RECORDS FOR THE TASK start
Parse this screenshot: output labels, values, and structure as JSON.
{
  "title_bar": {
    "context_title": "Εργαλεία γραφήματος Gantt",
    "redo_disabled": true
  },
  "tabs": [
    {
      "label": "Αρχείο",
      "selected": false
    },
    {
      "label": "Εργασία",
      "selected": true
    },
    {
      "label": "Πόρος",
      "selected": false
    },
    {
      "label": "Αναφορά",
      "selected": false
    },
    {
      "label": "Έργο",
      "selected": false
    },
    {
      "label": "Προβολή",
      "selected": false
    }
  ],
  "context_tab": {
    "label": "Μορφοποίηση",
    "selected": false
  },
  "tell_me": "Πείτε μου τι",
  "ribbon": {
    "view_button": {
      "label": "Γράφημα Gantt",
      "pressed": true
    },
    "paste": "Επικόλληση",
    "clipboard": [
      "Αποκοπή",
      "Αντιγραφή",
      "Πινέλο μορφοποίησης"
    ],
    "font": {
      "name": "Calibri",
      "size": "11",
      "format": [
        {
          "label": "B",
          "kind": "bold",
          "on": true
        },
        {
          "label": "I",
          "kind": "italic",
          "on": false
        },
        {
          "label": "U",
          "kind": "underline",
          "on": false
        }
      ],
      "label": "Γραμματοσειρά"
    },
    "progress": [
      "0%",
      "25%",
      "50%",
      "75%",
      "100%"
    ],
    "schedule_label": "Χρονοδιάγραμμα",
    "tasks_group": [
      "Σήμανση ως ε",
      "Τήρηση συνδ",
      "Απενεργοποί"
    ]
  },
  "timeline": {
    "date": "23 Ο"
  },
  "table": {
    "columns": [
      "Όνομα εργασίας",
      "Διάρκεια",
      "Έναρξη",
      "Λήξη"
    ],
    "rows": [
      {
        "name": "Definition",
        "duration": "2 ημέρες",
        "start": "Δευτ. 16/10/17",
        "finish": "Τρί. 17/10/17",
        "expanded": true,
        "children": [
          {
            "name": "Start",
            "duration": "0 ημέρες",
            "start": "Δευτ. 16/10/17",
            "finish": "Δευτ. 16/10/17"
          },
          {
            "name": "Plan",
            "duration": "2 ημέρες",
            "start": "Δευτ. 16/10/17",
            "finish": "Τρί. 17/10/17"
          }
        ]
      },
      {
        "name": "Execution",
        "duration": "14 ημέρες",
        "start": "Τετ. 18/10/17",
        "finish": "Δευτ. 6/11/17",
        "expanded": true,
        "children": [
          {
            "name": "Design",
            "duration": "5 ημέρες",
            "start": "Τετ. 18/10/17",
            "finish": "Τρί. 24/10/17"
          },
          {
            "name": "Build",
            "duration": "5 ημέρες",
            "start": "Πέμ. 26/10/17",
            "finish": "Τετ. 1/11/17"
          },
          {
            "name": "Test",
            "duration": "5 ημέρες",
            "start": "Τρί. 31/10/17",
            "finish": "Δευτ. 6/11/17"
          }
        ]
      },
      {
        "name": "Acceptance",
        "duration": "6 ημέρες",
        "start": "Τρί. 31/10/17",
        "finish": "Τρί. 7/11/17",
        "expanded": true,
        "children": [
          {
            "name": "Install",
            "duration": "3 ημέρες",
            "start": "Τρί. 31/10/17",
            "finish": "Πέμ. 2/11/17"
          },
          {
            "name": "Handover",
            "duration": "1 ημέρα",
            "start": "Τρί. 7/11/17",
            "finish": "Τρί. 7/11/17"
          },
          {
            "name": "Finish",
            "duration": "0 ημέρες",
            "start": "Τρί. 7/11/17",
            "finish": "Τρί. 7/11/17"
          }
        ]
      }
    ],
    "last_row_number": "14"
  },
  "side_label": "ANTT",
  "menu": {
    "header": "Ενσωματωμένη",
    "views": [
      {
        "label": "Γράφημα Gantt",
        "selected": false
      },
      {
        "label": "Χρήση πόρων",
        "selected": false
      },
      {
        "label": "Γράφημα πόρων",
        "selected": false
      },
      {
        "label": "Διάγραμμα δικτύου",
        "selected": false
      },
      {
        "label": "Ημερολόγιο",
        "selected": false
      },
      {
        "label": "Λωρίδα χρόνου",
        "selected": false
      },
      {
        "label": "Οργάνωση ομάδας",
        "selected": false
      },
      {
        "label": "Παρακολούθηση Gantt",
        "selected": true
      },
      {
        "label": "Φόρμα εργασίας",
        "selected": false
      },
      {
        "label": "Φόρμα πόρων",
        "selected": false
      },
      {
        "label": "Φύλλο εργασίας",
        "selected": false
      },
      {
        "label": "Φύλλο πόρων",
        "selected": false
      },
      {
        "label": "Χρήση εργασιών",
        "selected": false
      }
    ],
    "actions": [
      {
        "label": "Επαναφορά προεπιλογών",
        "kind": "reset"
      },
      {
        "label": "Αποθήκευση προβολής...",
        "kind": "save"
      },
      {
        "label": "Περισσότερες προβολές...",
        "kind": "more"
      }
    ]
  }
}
RECORDS FOR THE TASK end
Return the whole listing exactly.

### FINISHED ANSWER:
Parse this screenshot: output labels, values, and structure as JSON.
{
  "title_bar": {
    "context_title": "Εργαλεία γραφήματος Gantt",
    "redo_disabled": true
  },
  "tabs": [
    {
      "label": "Αρχείο",
      "selected": false
    },
    {
      "label": "Εργασία",
      "selected": true
    },
    {
      "label": "Πόρος",
      "selected": false
    },
    {
      "label": "Αναφορά",
      "selected": false
    },
    {
      "label": "Έργο",
      "selected": false
    },
    {
      "label": "Προβολή",
      "selected": false
    }
  ],
  "context_tab": {
    "label": "Μορφοποίηση",
    "selected": false
  },
  "tell_me": "Πείτε μου τι",
  "ribbon": {
    "view_button": {
      "label": "Γράφημα Gantt",
      "pressed": true
    },
    "paste": "Επικόλληση",
    "clipboard": [
      "Αποκοπή",
      "Αντιγραφή",
      "Πινέλο μορφοποίησης"
    ],
    "font": {
      "name": "Calibri",
      "size": "11",
      "format": [
        {
          "label": "B",
          "kind": "bold",
          "on": true
        },
        {
          "label": "I",
          "kind": "italic",
          "on": false
        },
        {
          "label": "U",
          "kind": "underline",
          "on": false
        }
      ],
      "label": "Γραμματοσειρά"
    },
    "progress": [
      "0%",
      "25%",
      "50%",
      "75%",
      "100%"
    ],
    "schedule_label": "Χρονοδιάγραμμα",
    "tasks_group": [
      "Σήμανση ως ε",
      "Τήρηση συνδ",
      "Απενεργοποί"
    ]
  },
  "timeline": {
    "date": "23 Ο"
  },
  "table": {
    "columns": [
      "Όνομα εργασίας",
      "Διάρκεια",
      "Έναρξη",
      "Λήξη"
    ],
    "rows": [
      {
        "name": "Definition",
        "duration": "2 ημέρες",
        "start": "Δευτ. 16/10/17",
        "finish": "Τρί. 17/10/17",
        "expanded": true,
        "children": [
          {
            "name": "Start",
            "duration": "0 ημέρες",
            "start": "Δευτ. 16/10/17",
            "finish": "Δευτ. 16/10/17"
          },
          {
            "name": "Plan",
            "duration": "2 ημέρες",
            "start": "Δευτ. 16/10/17",
            "finish": "Τρί. 17/10/17"
          }
        ]
      },
      {
        "name": "Execution",
        "duration": "14 ημέρες",
        "start": "Τετ. 18/10/17",
        "finish": "Δευτ. 6/11/17",
        "expanded": true,
        "children": [
          {
            "name": "Design",
            "duration": "5 ημέρες",
            "start": "Τετ. 18/10/17",
            "finish": "Τρί. 24/10/17"
          },
          {
            "name": "Build",
            "duration": "5 ημέρες",
            "start": "Πέμ. 26/10/17",
            "finish": "Τετ. 1/11/17"
          },
          {
            "name": "Test",
            "duration": "5 ημέρες",
            "start": "Τρί. 31/10/17",
            "finish": "Δευτ. 6/11/17"
          }
        ]
      },
      {
        "name": "Acceptance",
        "duration": "6 ημέρες",
        "start": "Τρί. 31/10/17",
        "finish": "Τρί. 7/11/17",
        "expanded": true,
        "children": [
          {
            "name": "Install",
            "duration": "3 ημέρες",
            "start": "Τρί. 31/10/17",
            "finish": "Πέμ. 2/11/17"
          },
          {
            "name": "Handover",
            "duration": "1 ημέρα",
            "start": "Τρί. 7/11/17",
            "finish": "Τρί. 7/11/17"
          },
          {
            "name": "Finish",
            "duration": "0 ημέρες",
            "start": "Τρί. 7/11/17",
            "finish": "Τρί. 7/11/17"
          }
        ]
      }
    ],
    "last_row_number": "14"
  },
  "side_label": "ANTT",
  "menu": {
    "header": "Ενσωματωμένη",
    "views": [
      {
        "label": "Γράφημα Gantt",
        "selected": false
      },
      {
        "label": "Χρήση πόρων",
        "selected": false
      },
      {
        "label": "Γράφημα πόρων",
        "selected": false
      },
      {
        "label": "Διάγραμμα δικτύου",
        "selected": false
      },
      {
        "label": "Ημερολόγιο",
        "selected": false
      },
      {
        "label": "Λωρίδα χρόνου",
        "selected": false
      },
      {
        "label": "Οργάνωση ομάδας",
        "selected": false
      },
      {
        "label": "Παρακολούθηση Gantt",
        "selected": true
      },
      {
        "label": "Φόρμα εργασίας",
        "selected": false
      },
      {
        "label": "Φόρμα πόρων",
        "selected": false
      },
      {
        "label": "Φύλλο εργασίας",
        "selected": false
      },
      {
        "label": "Φύλλο πόρων",
        "selected": false
      },
      {
        "label": "Χρήση εργασιών",
        "selected": false
      }
    ],
    "actions": [
      {
        "label": "Επαναφορά προεπιλογών",
        "kind": "reset"
      },
      {
        "label": "Αποθήκευση προβολής...",
        "kind": "save"
      },
      {
        "label": "Περισσότερες προβολές...",
        "kind": "more"
      }
    ]
  }
}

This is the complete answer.